Available data

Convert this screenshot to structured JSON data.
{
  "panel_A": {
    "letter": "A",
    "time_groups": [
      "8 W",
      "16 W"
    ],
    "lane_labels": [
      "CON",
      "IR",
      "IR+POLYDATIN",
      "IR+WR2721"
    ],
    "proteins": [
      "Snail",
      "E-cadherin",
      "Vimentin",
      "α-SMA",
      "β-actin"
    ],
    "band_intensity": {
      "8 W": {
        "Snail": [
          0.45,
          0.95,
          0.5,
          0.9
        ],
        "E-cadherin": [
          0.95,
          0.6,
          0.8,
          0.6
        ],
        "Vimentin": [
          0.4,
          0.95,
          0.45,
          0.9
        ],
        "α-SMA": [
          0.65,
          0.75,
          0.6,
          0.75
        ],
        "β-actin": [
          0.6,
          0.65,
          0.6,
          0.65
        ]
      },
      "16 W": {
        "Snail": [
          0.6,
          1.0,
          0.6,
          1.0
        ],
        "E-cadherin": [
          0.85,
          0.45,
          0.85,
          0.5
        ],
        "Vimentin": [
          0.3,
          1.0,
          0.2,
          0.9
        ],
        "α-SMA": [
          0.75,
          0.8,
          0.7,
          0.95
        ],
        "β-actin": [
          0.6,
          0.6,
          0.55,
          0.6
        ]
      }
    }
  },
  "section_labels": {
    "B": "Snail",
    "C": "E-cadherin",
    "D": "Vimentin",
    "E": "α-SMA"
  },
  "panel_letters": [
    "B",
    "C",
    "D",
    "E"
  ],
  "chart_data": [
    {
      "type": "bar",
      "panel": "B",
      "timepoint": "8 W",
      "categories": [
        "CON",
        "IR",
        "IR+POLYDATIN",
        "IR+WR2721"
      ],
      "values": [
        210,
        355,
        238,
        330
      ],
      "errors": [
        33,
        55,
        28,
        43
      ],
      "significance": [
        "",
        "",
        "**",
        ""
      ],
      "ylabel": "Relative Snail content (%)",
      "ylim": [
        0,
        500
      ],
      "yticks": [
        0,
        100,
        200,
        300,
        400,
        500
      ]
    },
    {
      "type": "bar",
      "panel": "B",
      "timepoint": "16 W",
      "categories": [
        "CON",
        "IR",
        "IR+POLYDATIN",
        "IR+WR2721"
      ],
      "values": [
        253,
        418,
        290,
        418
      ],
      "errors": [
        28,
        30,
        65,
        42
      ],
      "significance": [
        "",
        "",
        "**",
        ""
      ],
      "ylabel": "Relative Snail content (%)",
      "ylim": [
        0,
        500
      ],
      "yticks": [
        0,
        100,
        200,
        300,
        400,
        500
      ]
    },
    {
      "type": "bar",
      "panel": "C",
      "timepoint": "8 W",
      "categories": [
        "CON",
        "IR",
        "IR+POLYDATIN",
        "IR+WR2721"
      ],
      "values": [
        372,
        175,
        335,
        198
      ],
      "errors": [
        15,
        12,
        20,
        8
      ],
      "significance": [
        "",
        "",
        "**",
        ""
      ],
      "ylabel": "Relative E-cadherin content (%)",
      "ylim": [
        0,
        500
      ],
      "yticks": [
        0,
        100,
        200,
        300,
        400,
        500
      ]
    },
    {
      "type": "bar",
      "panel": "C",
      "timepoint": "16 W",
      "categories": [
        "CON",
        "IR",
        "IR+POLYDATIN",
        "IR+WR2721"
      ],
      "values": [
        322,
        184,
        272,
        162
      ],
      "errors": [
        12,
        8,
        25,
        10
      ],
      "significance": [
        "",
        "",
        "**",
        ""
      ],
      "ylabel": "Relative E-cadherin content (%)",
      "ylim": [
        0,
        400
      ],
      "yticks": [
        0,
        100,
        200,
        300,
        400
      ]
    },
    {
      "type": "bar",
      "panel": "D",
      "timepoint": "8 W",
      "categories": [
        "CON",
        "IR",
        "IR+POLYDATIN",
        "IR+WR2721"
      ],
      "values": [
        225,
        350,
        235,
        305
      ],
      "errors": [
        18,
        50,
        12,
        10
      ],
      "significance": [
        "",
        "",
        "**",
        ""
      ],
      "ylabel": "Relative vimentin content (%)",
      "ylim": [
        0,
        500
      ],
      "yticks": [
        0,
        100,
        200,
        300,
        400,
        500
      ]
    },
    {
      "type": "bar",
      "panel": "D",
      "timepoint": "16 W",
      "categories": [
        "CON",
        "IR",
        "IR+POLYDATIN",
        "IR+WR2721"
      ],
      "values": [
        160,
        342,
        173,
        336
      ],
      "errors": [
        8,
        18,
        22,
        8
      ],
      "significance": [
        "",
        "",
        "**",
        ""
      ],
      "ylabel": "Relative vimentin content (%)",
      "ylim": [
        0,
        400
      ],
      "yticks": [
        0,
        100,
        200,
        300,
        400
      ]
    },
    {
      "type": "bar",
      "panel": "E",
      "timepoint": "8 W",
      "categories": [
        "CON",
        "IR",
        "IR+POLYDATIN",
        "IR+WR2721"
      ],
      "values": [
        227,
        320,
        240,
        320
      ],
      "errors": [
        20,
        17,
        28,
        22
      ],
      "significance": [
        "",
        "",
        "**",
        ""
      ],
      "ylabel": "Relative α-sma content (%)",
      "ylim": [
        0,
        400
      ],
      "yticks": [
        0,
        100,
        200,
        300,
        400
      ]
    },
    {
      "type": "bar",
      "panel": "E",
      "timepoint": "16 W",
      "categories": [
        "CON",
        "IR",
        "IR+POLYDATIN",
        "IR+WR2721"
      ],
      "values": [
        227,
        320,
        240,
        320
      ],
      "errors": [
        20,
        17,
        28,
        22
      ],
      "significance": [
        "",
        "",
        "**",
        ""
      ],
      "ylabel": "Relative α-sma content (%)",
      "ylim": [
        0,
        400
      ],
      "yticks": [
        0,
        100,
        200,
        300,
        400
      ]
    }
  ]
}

Task objective
The records above are to be output in full and without error.

Your solution
Convert this screenshot to structured JSON data.
{
  "panel_A": {
    "letter": "A",
    "time_groups": [
      "8 W",
      "16 W"
    ],
    "lane_labels": [
      "CON",
      "IR",
      "IR+POLYDATIN",
      "IR+WR2721"
    ],
    "proteins": [
      "Snail",
      "E-cadherin",
      "Vimentin",
      "α-SMA",
      "β-actin"
    ],
    "band_intensity": {
      "8 W": {
        "Snail": [
          0.45,
          0.95,
          0.5,
          0.9
        ],
        "E-cadherin": [
          0.95,
          0.6,
          0.8,
          0.6
        ],
        "Vimentin": [
          0.4,
          0.95,
          0.45,
          0.9
        ],
        "α-SMA": [
          0.65,
          0.75,
          0.6,
          0.75
        ],
        "β-actin": [
          0.6,
          0.65,
          0.6,
          0.65
        ]
      },
      "16 W": {
        "Snail": [
          0.6,
          1.0,
          0.6,
          1.0
        ],
        "E-cadherin": [
          0.85,
          0.45,
          0.85,
          0.5
        ],
        "Vimentin": [
          0.3,
          1.0,
          0.2,
          0.9
        ],
        "α-SMA": [
          0.75,
          0.8,
          0.7,
          0.95
        ],
        "β-actin": [
          0.6,
          0.6,
          0.55,
          0.6
        ]
      }
    }
  },
  "section_labels": {
    "B": "Snail",
    "C": "E-cadherin",
    "D": "Vimentin",
    "E": "α-SMA"
  },
  "panel_letters": [
    "B",
    "C",
    "D",
    "E"
  ],
  "chart_data": [
    {
      "type": "bar",
      "panel": "B",
      "timepoint": "8 W",
      "categories": [
        "CON",
        "IR",
        "IR+POLYDATIN",
        "IR+WR2721"
      ],
      "values": [
        210,
        355,
        238,
        330
      ],
      "errors": [
        33,
        55,
        28,
        43
      ],
      "significance": [
        "",
        "",
        "**",
        ""
      ],
      "ylabel": "Relative Snail content (%)",
      "ylim": [
        0,
        500
      ],
      "yticks": [
        0,
        100,
        200,
        300,
        400,
        500
      ]
    },
    {
      "type": "bar",
      "panel": "B",
      "timepoint": "16 W",
      "categories": [
        "CON",
        "IR",
        "IR+POLYDATIN",
        "IR+WR2721"
      ],
      "values": [
        253,
        418,
        290,
        418
      ],
      "errors": [
        28,
        30,
        65,
        42
      ],
      "significance": [
        "",
        "",
        "**",
        ""
      ],
      "ylabel": "Relative Snail content (%)",
      "ylim": [
        0,
        500
      ],
      "yticks": [
        0,
        100,
        200,
        300,
        400,
        500
      ]
    },
    {
      "type": "bar",
      "panel": "C",
      "timepoint": "8 W",
      "categories": [
        "CON",
        "IR",
        "IR+POLYDATIN",
        "IR+WR2721"
      ],
      "values": [
        372,
        175,
        335,
        198
      ],
      "errors": [
        15,
        12,
        20,
        8
      ],
      "significance": [
        "",
        "",
        "**",
        ""
      ],
      "ylabel": "Relative E-cadherin content (%)",
      "ylim": [
        0,
        500
      ],
      "yticks": [
        0,
        100,
        200,
        300,
        400,
        500
      ]
    },
    {
      "type": "bar",
      "panel": "C",
      "timepoint": "16 W",
      "categories": [
        "CON",
        "IR",
        "IR+POLYDATIN",
        "IR+WR2721"
      ],
      "values": [
        322,
        184,
        272,
        162
      ],
      "errors": [
        12,
        8,
        25,
        10
      ],
      "significance": [
        "",
        "",
        "**",
        ""
      ],
      "ylabel": "Relative E-cadherin content (%)",
      "ylim": [
        0,
        400
      ],
      "yticks": [
        0,
        100,
        200,
        300,
        400
      ]
    },
    {
      "type": "bar",
      "panel": "D",
      "timepoint": "8 W",
      "categories": [
        "CON",
        "IR",
        "IR+POLYDATIN",
        "IR+WR2721"
      ],
      "values": [
        225,
        350,
        235,
        305
      ],
      "errors": [
        18,
        50,
        12,
        10
      ],
      "significance": [
        "",
        "",
        "**",
        ""
      ],
      "ylabel": "Relative vimentin content (%)",
      "ylim": [
        0,
        500
      ],
      "yticks": [
        0,
        100,
        200,
        300,
        400,
        500
      ]
    },
    {
      "type": "bar",
      "panel": "D",
      "timepoint": "16 W",
      "categories": [
        "CON",
        "IR",
        "IR+POLYDATIN",
        "IR+WR2721"
      ],
      "values": [
        160,
        342,
        173,
        336
      ],
      "errors": [
        8,
        18,
        22,
        8
      ],
      "significance": [
        "",
        "",
        "**",
        ""
      ],
      "ylabel": "Relative vimentin content (%)",
      "ylim": [
        0,
        400
      ],
      "yticks": [
        0,
        100,
        200,
        300,
        400
      ]
    },
    {
      "type": "bar",
      "panel": "E",
      "timepoint": "8 W",
      "categories": [
        "CON",
        "IR",
        "IR+POLYDATIN",
        "IR+WR2721"
      ],
      "values": [
        227,
        320,
        240,
        320
      ],
      "errors": [
        20,
        17,
        28,
        22
      ],
      "significance": [
        "",
        "",
        "**",
        ""
      ],
      "ylabel": "Relative α-sma content (%)",
      "ylim": [
        0,
        400
      ],
      "yticks": [
        0,
        100,
        200,
        300,
        400
      ]
    },
    {
      "type": "bar",
      "panel": "E",
      "timepoint": "16 W",
      "categories": [
        "CON",
        "IR",
        "IR+POLYDATIN",
        "IR+WR2721"
      ],
      "values": [
        227,
        320,
        240,
        320
      ],
      "errors": [
        20,
        17,
        28,
        22
      ],
      "significance": [
        "",
        "",
        "**",
        ""
      ],
      "ylabel": "Relative α-sma content (%)",
      "ylim": [
        0,
        400
      ],
      "yticks": [
        0,
        100,
        200,
        300,
        400
      ]
    }
  ]
}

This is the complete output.